======== DATASET CONTENT ========

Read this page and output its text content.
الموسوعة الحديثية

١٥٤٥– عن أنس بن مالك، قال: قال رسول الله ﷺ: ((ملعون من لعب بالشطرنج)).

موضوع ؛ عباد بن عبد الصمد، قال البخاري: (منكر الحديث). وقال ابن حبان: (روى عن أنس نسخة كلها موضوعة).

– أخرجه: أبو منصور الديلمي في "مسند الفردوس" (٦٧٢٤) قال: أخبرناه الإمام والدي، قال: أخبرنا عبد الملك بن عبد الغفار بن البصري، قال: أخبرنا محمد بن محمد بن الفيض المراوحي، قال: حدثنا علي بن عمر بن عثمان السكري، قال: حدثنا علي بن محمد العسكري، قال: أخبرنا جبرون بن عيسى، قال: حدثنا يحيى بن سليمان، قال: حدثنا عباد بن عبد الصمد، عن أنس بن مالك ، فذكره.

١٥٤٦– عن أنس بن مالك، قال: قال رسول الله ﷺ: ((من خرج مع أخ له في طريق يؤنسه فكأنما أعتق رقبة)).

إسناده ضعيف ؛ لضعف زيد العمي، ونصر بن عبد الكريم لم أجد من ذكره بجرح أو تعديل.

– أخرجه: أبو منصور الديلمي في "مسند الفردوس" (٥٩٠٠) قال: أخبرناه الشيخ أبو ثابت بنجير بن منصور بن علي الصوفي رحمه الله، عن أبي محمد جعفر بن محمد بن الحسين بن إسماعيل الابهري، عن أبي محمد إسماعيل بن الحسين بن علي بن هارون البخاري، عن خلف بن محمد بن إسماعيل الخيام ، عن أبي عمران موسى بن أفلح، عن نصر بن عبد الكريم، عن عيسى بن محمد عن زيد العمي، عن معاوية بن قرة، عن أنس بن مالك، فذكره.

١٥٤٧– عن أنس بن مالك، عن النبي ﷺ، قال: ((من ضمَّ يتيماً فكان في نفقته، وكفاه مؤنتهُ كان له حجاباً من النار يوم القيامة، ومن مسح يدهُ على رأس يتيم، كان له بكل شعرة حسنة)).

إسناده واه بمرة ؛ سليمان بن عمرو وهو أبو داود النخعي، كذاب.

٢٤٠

========

WHAT IS REQUIRED: What is the number of lines in the data above that include the word "فذكره"? Answer with that number only.

COMPLETED EXERCISE: 2